▸ **Task to carry out**: Search the listing below for the string "sorulan" and copy every line where it occurs.

▸ **Items**:
______________________________

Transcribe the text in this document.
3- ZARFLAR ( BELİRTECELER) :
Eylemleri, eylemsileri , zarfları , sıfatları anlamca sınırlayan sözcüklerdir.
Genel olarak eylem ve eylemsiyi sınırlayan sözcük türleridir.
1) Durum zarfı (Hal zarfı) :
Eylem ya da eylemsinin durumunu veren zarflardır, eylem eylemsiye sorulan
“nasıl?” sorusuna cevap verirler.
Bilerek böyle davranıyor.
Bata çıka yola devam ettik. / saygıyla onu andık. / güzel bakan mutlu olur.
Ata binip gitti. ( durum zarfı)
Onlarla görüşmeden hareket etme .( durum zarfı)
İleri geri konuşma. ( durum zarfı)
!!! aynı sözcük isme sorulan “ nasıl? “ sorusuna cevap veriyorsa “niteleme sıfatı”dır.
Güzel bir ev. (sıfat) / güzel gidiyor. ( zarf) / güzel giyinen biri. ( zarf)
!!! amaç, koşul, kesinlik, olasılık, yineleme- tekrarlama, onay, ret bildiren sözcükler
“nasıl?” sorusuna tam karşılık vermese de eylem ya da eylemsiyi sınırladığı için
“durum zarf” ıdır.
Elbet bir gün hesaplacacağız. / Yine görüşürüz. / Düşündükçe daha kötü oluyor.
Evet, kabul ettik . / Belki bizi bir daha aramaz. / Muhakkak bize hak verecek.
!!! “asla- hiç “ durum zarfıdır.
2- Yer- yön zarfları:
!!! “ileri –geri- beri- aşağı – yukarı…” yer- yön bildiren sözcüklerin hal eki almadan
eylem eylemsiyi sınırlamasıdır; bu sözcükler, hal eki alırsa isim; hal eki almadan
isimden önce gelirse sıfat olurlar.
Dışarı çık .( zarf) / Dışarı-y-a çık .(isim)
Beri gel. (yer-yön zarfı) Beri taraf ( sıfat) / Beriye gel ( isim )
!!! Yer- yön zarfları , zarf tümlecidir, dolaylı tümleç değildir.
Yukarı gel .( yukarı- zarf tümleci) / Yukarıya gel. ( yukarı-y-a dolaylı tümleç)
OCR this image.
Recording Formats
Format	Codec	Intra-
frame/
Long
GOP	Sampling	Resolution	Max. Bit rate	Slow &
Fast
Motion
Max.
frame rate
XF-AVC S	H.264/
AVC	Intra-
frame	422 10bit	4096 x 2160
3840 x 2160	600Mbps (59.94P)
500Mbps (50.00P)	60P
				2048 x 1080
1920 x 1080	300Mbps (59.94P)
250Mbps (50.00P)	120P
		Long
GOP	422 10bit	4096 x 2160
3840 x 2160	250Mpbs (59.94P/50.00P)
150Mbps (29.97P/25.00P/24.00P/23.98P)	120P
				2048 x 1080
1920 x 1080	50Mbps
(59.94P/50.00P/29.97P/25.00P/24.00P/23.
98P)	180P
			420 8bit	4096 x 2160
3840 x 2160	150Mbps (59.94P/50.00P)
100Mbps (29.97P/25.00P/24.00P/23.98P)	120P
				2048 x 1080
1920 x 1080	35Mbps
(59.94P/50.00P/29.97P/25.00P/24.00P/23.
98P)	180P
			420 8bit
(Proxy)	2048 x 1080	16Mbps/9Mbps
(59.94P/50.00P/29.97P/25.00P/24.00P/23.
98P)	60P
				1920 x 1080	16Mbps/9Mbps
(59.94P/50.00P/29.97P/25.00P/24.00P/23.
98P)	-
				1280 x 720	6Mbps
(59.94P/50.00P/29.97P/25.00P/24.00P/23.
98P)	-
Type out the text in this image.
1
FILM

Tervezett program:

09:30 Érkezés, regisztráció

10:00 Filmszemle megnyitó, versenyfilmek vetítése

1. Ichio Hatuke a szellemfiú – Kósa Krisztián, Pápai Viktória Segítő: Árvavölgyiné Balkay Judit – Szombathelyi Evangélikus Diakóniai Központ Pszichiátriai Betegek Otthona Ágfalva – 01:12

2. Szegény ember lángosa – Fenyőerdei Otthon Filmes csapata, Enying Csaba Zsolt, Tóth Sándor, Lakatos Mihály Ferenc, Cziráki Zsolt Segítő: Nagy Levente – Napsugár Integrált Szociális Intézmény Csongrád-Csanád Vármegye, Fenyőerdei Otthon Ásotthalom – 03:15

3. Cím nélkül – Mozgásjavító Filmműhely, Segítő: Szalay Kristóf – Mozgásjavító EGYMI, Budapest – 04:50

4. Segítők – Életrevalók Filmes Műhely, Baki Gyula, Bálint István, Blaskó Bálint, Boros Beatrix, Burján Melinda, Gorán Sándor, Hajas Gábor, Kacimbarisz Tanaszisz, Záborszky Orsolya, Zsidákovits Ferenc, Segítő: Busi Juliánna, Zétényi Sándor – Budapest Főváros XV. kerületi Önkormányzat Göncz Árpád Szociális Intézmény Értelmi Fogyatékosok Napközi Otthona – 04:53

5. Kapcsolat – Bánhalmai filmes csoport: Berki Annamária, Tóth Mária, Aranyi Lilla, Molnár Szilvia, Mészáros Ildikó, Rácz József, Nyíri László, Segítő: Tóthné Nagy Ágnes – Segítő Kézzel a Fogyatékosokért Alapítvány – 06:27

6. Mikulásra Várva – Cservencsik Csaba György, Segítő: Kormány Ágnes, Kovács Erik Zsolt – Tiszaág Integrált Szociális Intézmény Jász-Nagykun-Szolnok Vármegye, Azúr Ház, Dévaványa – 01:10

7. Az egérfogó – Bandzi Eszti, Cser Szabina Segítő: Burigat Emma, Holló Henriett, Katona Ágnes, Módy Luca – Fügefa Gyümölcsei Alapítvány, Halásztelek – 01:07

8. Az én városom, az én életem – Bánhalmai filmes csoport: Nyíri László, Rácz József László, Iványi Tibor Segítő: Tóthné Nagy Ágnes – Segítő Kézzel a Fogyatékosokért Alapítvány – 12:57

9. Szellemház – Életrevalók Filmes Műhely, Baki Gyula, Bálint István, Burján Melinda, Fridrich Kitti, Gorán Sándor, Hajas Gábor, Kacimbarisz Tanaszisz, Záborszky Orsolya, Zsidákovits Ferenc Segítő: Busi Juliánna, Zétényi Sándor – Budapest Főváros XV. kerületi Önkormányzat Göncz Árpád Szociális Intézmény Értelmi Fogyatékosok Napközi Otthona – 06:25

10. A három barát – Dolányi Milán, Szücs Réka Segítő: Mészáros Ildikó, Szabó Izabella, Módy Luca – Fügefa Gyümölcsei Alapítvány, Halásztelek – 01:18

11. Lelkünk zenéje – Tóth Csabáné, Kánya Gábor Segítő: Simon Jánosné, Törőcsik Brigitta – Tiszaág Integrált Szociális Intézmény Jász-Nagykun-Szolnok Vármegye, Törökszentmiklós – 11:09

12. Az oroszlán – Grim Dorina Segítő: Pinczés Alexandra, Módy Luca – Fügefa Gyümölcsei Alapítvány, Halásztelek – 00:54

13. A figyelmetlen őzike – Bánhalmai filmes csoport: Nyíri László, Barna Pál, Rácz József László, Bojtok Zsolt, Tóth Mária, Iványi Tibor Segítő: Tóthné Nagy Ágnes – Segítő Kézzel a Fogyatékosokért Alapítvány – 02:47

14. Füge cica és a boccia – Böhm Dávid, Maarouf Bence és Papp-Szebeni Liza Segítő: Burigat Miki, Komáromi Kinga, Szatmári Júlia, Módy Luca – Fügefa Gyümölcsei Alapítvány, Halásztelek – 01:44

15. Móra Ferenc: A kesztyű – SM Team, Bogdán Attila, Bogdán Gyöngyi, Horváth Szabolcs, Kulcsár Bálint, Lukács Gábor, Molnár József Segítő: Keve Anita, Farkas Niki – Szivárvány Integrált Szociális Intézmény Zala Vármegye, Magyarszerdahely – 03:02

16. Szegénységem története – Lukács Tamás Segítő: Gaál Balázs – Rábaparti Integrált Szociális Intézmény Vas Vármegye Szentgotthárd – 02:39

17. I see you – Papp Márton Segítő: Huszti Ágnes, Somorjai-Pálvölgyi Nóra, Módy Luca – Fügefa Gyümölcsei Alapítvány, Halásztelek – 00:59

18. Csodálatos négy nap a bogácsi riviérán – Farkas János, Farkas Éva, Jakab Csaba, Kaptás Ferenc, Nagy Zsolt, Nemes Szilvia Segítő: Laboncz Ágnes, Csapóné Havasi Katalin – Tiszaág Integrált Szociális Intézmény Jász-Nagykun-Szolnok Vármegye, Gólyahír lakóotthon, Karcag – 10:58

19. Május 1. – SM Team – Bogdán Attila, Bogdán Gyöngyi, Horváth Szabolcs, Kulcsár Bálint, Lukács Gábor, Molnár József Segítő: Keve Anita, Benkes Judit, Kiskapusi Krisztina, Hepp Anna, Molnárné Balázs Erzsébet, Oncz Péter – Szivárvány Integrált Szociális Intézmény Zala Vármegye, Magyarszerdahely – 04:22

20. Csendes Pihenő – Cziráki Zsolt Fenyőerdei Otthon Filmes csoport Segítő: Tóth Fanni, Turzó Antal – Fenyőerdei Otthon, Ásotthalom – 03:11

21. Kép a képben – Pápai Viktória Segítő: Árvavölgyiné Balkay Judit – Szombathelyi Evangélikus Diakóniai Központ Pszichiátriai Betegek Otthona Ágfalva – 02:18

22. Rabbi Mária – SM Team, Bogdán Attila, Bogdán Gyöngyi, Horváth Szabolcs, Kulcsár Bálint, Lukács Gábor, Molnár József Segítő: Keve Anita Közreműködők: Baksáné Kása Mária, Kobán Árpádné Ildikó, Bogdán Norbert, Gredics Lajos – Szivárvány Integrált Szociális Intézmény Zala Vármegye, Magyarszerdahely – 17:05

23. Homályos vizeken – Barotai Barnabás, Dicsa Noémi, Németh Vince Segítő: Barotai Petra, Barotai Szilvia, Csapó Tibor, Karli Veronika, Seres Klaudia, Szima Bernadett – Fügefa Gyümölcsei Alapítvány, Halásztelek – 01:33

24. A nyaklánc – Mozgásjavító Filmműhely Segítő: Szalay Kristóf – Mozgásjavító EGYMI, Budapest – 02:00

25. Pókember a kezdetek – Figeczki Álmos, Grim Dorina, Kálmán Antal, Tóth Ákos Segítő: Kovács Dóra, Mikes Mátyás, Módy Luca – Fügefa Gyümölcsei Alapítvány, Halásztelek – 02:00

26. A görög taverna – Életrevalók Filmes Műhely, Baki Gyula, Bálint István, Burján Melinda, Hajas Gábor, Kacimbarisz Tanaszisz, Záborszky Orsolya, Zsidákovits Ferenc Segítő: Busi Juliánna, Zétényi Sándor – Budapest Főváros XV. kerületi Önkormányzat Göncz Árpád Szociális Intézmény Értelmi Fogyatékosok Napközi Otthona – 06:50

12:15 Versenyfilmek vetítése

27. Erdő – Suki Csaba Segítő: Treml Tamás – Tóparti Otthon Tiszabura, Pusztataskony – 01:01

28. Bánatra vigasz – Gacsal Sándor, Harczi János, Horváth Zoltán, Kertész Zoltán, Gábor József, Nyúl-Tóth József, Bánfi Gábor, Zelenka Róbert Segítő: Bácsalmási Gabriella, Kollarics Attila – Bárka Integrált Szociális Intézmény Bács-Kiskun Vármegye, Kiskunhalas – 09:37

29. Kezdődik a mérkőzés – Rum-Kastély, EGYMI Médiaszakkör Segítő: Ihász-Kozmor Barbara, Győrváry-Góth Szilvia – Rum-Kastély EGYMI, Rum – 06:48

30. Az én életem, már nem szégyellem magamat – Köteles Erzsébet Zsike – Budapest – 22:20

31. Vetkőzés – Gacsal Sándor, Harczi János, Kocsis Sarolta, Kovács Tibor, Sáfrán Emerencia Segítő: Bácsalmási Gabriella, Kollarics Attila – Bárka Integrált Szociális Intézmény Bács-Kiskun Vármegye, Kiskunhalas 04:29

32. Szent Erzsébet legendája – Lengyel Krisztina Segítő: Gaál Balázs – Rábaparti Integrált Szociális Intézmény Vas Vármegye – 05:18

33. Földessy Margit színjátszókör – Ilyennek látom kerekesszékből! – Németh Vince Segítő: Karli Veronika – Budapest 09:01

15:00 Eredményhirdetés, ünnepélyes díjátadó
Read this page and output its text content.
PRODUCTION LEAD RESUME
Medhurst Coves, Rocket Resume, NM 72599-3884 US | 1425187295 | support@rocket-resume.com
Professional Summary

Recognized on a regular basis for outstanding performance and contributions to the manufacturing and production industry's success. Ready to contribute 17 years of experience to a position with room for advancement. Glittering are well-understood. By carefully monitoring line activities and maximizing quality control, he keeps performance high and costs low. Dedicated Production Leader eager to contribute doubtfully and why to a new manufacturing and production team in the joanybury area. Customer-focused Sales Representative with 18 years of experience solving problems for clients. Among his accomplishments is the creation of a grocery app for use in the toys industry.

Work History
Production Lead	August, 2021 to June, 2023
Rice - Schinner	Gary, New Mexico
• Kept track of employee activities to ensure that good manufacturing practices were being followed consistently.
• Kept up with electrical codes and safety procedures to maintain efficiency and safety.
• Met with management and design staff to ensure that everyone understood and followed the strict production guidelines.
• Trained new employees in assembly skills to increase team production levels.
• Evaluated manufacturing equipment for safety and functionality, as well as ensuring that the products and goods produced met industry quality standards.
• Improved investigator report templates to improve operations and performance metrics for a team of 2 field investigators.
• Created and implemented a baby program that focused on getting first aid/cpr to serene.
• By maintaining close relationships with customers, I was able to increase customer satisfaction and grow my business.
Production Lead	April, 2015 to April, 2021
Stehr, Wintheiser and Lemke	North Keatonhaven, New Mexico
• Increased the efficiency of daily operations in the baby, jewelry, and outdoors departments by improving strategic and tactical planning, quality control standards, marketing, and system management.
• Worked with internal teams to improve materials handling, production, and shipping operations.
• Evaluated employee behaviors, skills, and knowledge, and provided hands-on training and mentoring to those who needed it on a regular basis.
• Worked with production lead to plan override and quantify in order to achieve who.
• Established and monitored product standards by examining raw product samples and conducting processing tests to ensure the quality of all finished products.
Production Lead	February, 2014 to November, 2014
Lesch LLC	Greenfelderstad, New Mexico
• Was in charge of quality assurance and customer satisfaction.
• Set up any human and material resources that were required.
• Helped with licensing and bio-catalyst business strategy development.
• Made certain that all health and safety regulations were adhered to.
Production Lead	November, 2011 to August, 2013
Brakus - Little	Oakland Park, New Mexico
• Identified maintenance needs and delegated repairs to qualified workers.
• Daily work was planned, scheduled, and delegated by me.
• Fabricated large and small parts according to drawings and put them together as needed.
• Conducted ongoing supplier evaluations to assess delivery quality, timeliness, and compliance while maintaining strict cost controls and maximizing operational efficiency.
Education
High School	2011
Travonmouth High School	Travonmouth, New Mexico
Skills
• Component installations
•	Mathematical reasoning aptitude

______________________________

▸ **Task answer**:
Eylem ya da eylemsinin durumunu veren zarflardır, eylem eylemsiye sorulan
!!! aynı sözcük isme sorulan “ nasıl? “ sorusuna cevap veriyorsa “niteleme sıfatı”dır.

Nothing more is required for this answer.